Problem requirements: Return all of the entries exactly as written.

Task inputs:
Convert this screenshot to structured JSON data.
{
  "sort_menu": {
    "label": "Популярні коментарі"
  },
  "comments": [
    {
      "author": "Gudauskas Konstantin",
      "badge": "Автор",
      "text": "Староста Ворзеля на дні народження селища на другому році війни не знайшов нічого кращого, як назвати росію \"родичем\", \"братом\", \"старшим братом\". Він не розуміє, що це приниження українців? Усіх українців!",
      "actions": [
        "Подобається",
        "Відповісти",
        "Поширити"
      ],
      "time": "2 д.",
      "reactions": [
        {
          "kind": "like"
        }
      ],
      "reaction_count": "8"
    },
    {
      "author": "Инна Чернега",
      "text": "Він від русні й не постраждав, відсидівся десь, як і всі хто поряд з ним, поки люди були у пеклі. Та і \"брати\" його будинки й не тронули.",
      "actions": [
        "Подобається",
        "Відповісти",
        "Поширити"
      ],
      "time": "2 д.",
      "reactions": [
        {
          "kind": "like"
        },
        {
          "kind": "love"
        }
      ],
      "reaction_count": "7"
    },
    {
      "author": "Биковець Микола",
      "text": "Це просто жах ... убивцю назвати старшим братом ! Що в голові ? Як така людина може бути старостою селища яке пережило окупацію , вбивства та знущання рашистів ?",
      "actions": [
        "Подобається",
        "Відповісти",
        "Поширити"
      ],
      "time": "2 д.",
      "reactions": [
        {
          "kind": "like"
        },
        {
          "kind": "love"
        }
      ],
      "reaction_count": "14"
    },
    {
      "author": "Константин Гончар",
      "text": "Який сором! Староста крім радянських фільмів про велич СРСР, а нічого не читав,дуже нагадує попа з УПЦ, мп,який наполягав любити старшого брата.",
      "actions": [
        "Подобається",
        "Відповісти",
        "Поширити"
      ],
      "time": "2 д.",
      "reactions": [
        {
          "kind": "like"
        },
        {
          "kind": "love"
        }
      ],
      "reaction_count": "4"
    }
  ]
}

Response below:
Convert this screenshot to structured JSON data.
{
  "sort_menu": {
    "label": "Популярні коментарі"
  },
  "comments": [
    {
      "author": "Gudauskas Konstantin",
      "badge": "Автор",
      "text": "Староста Ворзеля на дні народження селища на другому році війни не знайшов нічого кращого, як назвати росію \"родичем\", \"братом\", \"старшим братом\". Він не розуміє, що це приниження українців? Усіх українців!",
      "actions": [
        "Подобається",
        "Відповісти",
        "Поширити"
      ],
      "time": "2 д.",
      "reactions": [
        {
          "kind": "like"
        }
      ],
      "reaction_count": "8"
    },
    {
      "author": "Инна Чернега",
      "text": "Він від русні й не постраждав, відсидівся десь, як і всі хто поряд з ним, поки люди були у пеклі. Та і \"брати\" його будинки й не тронули.",
      "actions": [
        "Подобається",
        "Відповісти",
        "Поширити"
      ],
      "time": "2 д.",
      "reactions": [
        {
          "kind": "like"
        },
        {
          "kind": "love"
        }
      ],
      "reaction_count": "7"
    },
    {
      "author": "Биковець Микола",
      "text": "Це просто жах ... убивцю назвати старшим братом ! Що в голові ? Як така людина може бути старостою селища яке пережило окупацію , вбивства та знущання рашистів ?",
      "actions": [
        "Подобається",
        "Відповісти",
        "Поширити"
      ],
      "time": "2 д.",
      "reactions": [
        {
          "kind": "like"
        },
        {
          "kind": "love"
        }
      ],
      "reaction_count": "14"
    },
    {
      "author": "Константин Гончар",
      "text": "Який сором! Староста крім радянських фільмів про велич СРСР, а нічого не читав,дуже нагадує попа з УПЦ, мп,який наполягав любити старшого брата.",
      "actions": [
        "Подобається",
        "Відповісти",
        "Поширити"
      ],
      "time": "2 д.",
      "reactions": [
        {
          "kind": "like"
        },
        {
          "kind": "love"
        }
      ],
      "reaction_count": "4"
    }
  ]
}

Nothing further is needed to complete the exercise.